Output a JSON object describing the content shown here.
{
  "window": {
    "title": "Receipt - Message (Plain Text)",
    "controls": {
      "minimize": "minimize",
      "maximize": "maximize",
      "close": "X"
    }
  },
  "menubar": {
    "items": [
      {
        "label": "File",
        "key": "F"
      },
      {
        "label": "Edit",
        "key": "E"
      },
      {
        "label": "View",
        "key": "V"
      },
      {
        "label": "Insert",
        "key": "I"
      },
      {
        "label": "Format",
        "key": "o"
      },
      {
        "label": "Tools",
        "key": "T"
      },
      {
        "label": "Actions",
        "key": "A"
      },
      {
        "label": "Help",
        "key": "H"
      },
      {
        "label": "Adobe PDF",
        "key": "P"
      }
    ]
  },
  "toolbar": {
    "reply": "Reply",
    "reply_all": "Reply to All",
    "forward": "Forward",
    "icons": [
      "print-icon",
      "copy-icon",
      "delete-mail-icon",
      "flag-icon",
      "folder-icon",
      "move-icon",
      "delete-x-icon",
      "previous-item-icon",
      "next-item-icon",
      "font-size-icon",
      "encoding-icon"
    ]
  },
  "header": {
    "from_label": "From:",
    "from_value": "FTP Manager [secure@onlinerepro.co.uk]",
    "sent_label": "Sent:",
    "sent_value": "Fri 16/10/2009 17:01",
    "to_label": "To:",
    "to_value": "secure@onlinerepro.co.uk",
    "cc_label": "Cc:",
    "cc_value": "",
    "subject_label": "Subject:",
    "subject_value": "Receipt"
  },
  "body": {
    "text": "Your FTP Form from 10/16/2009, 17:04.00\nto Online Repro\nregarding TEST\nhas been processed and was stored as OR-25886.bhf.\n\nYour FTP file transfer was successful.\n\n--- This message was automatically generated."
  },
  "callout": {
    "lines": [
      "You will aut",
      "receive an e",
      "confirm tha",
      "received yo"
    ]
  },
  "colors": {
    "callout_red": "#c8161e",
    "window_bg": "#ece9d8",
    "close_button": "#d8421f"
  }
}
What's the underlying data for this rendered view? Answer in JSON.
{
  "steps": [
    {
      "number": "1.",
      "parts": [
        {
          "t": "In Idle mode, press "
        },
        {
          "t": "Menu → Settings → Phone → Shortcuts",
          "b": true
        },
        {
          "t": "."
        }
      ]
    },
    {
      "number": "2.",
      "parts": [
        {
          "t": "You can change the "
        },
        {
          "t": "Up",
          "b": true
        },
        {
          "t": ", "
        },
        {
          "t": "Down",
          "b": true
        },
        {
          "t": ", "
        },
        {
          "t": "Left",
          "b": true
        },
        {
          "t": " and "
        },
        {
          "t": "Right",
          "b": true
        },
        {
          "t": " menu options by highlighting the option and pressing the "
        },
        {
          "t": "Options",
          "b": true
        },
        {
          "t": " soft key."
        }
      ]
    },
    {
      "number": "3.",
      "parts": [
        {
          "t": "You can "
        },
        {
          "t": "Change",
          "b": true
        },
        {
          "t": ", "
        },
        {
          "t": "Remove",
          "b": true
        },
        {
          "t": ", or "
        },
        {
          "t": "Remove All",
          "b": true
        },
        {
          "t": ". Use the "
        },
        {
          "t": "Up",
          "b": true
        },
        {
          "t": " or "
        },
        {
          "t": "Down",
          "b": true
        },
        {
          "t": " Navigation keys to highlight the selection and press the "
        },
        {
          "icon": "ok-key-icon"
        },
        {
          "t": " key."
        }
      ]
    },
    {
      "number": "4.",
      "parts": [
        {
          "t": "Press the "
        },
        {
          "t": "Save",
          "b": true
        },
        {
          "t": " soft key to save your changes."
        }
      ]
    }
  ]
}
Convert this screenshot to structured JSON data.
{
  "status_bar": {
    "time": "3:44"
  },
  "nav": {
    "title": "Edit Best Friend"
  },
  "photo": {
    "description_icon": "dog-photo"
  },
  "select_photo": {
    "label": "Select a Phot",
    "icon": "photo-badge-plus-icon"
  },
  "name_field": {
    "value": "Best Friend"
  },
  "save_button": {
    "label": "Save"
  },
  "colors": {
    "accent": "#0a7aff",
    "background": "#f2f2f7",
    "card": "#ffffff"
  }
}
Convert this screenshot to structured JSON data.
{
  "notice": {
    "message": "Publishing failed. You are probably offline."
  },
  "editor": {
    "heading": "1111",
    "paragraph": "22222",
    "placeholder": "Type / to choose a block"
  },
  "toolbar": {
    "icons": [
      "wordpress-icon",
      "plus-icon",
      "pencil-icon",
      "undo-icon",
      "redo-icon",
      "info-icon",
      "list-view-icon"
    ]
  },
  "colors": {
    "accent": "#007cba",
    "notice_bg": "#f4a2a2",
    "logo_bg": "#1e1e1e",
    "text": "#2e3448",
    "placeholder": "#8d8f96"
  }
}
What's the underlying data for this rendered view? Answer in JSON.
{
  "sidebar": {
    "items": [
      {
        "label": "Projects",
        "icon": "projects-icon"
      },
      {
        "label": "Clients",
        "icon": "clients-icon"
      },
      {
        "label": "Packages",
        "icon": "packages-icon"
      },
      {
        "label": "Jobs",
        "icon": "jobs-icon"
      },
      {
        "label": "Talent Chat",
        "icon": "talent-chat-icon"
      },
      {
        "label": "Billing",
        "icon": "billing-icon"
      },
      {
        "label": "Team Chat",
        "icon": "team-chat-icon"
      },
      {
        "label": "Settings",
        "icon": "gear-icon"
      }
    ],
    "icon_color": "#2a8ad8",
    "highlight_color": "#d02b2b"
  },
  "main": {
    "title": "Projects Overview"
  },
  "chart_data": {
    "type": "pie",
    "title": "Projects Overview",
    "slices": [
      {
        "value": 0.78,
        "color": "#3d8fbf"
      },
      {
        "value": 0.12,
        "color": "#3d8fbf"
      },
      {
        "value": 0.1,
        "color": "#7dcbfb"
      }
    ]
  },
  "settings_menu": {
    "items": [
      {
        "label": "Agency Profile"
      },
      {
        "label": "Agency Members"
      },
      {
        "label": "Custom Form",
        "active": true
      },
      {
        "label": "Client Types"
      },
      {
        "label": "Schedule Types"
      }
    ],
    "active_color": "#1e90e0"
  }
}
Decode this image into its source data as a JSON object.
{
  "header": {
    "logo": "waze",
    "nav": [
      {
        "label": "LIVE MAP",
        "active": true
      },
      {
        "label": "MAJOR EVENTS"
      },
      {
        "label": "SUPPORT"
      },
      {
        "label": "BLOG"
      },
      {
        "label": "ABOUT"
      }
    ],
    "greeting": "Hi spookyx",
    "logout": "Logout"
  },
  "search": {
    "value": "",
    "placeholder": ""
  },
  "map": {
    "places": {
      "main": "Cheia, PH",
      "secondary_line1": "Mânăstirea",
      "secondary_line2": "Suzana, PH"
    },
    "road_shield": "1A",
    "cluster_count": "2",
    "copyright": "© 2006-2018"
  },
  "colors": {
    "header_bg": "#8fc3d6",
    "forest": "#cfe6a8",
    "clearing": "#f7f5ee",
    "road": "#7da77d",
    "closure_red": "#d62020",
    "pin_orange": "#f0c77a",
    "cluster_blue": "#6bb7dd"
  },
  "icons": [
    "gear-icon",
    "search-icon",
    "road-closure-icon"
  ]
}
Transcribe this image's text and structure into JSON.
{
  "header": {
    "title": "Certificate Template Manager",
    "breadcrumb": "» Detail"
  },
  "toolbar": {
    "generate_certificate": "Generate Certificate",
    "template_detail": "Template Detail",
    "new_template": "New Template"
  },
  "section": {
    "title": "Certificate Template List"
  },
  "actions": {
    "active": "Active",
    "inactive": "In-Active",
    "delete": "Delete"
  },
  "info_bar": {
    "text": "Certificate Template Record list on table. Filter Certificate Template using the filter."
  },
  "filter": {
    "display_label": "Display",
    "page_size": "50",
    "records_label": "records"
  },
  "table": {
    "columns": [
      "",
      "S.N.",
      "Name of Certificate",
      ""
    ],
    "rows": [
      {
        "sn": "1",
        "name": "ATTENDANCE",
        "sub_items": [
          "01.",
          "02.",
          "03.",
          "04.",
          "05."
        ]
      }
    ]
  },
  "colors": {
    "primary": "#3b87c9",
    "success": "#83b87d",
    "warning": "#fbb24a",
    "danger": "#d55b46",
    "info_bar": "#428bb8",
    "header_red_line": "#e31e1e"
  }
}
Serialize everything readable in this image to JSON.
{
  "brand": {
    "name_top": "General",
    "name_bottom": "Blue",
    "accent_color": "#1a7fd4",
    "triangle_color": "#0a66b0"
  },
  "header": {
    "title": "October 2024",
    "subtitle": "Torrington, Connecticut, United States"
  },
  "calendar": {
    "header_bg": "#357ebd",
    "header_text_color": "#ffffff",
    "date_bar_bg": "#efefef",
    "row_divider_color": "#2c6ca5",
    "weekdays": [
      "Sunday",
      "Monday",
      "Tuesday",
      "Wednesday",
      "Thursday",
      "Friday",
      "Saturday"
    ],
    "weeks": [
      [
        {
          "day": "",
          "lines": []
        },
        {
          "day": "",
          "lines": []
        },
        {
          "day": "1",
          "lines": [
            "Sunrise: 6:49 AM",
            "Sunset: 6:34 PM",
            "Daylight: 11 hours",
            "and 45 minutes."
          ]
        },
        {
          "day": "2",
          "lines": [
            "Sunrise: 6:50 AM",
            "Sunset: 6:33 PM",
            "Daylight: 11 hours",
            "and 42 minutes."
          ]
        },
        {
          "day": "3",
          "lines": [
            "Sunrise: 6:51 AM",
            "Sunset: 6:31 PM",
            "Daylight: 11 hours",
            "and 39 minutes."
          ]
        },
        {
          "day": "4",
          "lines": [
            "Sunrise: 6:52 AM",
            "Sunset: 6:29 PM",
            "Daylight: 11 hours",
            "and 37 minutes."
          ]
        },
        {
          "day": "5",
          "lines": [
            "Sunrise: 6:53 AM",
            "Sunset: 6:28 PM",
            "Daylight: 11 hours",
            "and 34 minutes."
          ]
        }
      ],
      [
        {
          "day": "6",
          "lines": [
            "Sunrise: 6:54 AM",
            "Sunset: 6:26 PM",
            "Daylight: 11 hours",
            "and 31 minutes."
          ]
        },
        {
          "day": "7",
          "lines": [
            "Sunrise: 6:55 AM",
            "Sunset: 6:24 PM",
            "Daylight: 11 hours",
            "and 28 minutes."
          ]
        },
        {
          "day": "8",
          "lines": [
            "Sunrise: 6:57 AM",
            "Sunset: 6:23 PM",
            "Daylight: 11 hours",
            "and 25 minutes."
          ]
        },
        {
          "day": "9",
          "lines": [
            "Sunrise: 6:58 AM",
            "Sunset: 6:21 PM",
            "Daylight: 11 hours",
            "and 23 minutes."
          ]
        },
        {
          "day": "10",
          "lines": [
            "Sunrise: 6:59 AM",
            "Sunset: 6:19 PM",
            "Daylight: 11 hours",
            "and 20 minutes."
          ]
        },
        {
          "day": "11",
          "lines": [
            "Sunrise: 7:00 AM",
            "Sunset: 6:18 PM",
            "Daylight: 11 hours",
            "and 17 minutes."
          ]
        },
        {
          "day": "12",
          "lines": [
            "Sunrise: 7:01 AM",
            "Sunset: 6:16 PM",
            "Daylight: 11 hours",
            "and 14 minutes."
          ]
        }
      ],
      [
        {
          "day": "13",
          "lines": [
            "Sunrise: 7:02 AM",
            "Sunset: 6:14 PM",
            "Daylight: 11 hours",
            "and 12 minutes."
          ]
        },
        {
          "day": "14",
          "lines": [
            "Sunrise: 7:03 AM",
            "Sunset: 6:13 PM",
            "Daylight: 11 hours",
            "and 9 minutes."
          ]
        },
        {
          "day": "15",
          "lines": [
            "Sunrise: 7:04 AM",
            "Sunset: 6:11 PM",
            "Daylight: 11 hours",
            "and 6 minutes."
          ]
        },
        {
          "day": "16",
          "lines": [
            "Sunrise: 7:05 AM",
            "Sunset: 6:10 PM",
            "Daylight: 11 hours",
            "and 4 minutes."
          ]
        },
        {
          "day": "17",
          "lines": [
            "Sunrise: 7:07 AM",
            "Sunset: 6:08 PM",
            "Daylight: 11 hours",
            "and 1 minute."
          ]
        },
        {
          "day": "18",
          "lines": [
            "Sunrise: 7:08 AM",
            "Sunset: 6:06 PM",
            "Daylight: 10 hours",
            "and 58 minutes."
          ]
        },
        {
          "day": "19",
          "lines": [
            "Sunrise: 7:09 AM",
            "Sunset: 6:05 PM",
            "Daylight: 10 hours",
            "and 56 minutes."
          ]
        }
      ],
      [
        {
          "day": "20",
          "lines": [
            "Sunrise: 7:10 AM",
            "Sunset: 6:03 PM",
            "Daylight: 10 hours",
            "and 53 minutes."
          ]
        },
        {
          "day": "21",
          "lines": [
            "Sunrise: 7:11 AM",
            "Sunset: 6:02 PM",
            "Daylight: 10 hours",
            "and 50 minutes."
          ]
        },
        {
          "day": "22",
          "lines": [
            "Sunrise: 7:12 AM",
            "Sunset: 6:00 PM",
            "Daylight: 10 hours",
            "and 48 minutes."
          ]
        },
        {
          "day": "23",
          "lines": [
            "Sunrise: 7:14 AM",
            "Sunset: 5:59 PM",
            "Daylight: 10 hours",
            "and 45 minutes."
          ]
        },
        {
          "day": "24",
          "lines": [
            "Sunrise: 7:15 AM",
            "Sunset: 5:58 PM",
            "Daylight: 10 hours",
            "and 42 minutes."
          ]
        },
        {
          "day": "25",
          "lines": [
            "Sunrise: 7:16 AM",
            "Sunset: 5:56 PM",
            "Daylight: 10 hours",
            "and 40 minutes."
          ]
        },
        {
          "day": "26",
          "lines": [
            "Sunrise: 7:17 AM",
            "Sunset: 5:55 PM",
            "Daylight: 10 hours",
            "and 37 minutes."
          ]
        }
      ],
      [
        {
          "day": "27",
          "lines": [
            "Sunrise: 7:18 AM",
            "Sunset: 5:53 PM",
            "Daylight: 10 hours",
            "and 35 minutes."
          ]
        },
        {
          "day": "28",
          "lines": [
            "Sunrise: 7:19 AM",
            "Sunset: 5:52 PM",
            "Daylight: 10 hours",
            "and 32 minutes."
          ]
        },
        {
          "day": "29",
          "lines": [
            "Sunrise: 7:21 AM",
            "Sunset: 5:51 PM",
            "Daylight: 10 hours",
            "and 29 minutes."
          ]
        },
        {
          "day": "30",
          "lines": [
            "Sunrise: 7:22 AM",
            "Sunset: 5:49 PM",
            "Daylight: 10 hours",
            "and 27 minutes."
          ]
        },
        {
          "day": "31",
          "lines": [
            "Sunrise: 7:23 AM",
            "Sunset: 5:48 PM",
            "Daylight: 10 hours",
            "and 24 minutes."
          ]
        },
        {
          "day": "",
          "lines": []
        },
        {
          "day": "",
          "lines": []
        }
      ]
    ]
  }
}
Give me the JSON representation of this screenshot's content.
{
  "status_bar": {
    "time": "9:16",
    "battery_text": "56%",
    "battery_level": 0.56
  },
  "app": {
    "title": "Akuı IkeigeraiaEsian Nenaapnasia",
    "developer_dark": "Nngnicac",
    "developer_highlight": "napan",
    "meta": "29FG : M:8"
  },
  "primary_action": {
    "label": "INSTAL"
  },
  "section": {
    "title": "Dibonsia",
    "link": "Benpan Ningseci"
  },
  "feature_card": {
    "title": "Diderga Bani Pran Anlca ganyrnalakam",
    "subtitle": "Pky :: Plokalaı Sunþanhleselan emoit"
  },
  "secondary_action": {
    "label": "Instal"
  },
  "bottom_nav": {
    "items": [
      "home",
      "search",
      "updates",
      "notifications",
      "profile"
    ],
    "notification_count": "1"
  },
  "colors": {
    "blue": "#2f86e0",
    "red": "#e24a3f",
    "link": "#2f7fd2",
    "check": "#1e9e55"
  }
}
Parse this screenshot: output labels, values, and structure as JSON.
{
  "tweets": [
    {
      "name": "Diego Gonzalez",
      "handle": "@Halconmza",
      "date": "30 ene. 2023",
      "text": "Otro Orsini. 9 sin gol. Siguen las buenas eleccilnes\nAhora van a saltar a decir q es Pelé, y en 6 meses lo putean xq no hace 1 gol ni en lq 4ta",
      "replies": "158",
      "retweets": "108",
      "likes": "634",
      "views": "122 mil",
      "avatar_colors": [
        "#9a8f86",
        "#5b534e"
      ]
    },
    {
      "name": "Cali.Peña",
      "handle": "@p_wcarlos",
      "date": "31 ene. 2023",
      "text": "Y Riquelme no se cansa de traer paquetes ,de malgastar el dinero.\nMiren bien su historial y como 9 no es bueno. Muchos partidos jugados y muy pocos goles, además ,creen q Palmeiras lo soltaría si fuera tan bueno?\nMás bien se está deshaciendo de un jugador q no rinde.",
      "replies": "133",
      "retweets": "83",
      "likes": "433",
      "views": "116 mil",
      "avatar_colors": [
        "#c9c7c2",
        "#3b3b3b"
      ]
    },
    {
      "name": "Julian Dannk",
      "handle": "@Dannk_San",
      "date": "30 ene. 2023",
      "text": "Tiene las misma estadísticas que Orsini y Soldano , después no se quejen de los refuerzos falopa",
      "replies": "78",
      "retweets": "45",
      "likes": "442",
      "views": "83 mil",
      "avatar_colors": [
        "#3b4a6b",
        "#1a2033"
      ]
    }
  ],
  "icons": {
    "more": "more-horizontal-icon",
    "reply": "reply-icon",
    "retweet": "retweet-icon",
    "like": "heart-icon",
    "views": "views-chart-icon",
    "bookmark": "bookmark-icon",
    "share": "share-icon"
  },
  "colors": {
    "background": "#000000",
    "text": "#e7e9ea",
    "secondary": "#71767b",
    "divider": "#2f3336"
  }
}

--------------------------------

** WHAT IS BEING ASKED **
Gather each line of the listing that holds the string "filter".

** CORRECT RESPONSE **
    "text": "Certificate Template Record list on table. Filter Certificate Template using the filter."
  "filter": {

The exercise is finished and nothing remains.